Exercise materials:
################

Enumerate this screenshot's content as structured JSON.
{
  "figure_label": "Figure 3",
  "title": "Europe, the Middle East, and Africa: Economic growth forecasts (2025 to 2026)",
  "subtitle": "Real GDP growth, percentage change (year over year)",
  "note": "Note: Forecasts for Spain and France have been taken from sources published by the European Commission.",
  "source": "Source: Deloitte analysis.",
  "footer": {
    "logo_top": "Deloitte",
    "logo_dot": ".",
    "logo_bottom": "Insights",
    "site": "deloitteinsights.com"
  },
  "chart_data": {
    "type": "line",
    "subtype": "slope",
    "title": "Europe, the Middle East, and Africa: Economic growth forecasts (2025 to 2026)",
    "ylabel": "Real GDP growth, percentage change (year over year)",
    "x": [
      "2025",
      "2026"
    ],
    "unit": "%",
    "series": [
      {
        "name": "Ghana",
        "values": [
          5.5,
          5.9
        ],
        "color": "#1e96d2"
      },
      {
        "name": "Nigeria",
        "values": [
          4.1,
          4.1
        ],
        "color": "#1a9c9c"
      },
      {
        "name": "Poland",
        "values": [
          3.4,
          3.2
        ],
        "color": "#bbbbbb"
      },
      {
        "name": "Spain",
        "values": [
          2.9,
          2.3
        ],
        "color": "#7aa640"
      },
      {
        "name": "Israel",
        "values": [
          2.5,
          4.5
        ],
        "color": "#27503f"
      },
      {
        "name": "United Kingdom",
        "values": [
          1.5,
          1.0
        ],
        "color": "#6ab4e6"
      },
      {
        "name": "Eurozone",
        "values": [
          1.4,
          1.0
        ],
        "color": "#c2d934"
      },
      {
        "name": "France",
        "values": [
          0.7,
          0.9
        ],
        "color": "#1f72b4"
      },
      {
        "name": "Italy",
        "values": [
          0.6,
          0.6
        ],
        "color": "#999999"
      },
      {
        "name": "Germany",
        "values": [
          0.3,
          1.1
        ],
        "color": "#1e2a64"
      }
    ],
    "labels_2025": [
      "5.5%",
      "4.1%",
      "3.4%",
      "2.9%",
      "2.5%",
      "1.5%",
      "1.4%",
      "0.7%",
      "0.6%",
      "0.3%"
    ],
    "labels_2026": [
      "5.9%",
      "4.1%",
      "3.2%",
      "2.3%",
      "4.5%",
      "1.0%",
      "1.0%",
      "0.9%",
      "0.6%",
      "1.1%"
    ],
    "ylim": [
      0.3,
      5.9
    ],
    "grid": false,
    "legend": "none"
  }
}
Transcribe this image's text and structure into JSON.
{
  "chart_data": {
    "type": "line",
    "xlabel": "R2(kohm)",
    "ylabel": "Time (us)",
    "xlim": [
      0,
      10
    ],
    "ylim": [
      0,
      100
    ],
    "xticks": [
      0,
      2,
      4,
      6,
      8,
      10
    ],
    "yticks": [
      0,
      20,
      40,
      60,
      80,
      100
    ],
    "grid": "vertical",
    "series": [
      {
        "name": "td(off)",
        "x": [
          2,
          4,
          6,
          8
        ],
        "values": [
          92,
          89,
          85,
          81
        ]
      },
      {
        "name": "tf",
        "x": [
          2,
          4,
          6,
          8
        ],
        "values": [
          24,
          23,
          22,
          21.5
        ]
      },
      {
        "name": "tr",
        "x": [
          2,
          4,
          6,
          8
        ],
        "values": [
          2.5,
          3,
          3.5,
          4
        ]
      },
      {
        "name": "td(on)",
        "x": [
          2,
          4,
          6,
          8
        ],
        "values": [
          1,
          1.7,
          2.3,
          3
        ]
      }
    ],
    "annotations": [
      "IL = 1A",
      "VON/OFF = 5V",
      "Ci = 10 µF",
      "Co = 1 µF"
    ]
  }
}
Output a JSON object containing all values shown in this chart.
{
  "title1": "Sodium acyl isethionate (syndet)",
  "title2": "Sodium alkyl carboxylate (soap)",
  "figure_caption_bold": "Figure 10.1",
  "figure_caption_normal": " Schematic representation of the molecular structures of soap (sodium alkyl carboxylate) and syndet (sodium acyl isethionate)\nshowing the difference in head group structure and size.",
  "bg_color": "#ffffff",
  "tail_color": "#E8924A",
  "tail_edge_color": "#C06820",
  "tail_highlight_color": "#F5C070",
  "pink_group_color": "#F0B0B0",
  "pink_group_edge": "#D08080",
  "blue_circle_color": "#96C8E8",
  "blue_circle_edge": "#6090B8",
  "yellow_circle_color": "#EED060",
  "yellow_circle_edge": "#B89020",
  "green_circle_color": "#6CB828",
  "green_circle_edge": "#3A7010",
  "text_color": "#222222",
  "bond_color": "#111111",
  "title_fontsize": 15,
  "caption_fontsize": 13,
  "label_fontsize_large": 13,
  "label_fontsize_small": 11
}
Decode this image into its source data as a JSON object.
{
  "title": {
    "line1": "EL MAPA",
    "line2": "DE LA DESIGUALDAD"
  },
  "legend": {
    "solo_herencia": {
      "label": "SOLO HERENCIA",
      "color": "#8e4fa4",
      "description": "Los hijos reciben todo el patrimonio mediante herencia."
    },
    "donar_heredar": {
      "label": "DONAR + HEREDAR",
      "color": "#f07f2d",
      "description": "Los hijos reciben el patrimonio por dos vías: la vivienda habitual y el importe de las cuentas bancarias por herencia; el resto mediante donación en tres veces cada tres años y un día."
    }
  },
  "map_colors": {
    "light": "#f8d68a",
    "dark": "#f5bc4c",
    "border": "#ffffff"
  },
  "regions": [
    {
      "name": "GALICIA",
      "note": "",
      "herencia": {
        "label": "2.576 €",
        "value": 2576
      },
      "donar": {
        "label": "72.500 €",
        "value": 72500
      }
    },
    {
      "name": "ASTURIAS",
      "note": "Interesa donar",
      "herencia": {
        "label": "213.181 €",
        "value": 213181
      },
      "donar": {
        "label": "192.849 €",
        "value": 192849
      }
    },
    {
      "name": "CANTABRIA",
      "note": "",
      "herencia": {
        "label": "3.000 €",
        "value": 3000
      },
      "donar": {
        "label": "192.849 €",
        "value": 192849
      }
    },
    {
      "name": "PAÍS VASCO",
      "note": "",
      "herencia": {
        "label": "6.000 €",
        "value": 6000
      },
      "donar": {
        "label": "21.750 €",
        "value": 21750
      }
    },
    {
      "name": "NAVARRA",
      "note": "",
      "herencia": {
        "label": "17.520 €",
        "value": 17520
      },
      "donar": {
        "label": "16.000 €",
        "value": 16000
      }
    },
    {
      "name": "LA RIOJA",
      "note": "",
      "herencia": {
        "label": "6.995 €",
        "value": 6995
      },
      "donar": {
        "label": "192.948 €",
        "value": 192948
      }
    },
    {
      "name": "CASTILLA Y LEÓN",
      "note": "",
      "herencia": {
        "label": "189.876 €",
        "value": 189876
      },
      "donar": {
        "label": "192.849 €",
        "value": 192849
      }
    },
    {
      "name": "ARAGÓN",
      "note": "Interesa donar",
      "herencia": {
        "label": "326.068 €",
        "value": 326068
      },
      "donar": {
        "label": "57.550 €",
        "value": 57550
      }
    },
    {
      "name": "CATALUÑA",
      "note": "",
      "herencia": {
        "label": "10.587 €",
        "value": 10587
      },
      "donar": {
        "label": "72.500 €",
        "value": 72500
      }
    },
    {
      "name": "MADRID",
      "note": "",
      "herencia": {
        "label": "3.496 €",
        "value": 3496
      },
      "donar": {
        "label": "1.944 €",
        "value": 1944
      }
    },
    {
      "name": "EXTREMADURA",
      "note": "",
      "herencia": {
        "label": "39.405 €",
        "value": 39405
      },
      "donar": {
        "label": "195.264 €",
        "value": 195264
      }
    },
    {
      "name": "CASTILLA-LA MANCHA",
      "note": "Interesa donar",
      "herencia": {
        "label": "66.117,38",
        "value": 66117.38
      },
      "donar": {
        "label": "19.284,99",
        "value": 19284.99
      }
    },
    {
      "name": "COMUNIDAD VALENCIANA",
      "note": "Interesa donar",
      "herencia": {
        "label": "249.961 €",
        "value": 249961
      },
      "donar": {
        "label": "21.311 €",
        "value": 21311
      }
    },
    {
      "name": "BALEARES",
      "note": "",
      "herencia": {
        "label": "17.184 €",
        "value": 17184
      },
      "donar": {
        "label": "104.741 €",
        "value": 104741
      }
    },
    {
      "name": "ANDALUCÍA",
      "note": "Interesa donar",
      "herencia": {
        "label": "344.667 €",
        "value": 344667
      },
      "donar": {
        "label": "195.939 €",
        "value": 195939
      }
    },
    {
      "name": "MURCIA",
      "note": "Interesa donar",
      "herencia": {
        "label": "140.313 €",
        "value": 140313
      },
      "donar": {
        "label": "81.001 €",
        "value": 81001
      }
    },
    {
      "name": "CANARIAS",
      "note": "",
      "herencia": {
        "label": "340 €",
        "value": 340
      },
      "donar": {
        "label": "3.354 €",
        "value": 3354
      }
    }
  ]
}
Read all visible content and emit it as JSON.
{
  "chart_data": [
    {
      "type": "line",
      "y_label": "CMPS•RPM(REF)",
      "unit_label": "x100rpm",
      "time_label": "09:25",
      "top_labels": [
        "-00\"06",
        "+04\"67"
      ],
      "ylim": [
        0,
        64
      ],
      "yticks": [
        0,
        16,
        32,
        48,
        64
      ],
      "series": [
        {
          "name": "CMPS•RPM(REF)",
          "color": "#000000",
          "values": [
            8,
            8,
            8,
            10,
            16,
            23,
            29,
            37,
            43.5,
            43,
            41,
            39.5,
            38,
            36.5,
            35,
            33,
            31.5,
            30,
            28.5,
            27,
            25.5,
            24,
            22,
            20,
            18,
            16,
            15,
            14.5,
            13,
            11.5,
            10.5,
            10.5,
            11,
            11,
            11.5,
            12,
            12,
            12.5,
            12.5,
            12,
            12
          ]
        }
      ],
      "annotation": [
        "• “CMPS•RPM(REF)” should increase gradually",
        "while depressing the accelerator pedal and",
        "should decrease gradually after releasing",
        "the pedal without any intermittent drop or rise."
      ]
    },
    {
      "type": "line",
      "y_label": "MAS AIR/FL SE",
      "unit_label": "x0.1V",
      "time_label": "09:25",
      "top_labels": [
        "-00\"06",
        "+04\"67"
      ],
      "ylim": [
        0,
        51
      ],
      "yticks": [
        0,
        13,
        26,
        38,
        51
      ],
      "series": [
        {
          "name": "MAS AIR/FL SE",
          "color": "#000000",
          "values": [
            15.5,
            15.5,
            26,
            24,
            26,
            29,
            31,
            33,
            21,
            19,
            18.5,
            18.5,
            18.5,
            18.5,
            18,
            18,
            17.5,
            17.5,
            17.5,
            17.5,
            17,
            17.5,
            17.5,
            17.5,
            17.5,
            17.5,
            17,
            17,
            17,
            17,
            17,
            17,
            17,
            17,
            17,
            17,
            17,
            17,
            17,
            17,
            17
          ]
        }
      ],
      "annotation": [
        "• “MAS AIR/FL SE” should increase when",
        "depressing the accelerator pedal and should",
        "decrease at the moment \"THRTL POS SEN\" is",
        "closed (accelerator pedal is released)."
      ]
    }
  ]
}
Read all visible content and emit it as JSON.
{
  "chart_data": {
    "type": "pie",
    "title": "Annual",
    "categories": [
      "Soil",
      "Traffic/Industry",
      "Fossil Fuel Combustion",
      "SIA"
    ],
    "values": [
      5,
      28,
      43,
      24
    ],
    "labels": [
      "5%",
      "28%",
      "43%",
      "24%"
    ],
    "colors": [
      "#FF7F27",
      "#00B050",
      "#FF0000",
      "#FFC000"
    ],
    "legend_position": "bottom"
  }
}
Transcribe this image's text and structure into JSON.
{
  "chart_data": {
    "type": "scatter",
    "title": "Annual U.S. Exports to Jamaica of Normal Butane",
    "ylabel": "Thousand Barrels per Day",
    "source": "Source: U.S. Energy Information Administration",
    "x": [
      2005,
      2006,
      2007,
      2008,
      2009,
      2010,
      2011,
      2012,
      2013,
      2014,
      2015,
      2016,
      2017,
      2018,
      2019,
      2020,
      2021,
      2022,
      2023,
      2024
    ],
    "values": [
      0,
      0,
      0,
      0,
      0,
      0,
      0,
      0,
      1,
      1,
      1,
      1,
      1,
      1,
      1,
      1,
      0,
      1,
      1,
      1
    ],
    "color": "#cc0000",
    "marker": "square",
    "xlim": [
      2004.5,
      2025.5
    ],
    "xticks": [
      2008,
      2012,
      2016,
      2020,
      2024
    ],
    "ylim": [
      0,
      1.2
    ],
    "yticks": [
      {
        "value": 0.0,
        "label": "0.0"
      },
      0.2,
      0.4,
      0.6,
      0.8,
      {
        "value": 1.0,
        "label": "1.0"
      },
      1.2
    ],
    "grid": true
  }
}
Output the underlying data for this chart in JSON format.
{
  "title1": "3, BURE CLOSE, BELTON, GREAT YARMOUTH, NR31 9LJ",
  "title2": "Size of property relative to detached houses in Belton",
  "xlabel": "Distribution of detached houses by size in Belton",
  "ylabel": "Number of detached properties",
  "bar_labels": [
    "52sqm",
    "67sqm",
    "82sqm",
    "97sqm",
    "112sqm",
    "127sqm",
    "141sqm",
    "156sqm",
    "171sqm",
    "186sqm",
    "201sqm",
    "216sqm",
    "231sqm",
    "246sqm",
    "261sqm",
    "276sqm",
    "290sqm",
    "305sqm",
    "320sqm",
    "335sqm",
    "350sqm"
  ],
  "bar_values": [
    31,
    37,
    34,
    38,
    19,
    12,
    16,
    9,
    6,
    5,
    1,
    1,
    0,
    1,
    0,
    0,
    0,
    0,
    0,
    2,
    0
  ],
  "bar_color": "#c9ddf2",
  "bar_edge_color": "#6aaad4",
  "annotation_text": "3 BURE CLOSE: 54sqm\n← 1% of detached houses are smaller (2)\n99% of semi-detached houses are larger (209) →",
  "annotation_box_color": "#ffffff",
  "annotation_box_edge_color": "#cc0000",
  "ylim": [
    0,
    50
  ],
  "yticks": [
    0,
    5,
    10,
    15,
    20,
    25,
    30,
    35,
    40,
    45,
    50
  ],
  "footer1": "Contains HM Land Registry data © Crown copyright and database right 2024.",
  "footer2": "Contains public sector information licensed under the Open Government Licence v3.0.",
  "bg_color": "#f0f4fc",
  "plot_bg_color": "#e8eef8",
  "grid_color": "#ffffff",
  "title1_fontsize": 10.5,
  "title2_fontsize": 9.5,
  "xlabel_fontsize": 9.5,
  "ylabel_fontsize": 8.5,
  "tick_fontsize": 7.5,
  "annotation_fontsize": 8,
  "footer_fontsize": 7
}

################

Exercise details: Find the word "syndet" in the data and show each line that holds it.

Answer below:
  "title1": "Sodium acyl isethionate (syndet)",
  "figure_caption_normal": " Schematic representation of the molecular structures of soap (sodium alkyl carboxylate) and syndet (sodium acyl isethionate)\nshowing the difference in head group structure and size.",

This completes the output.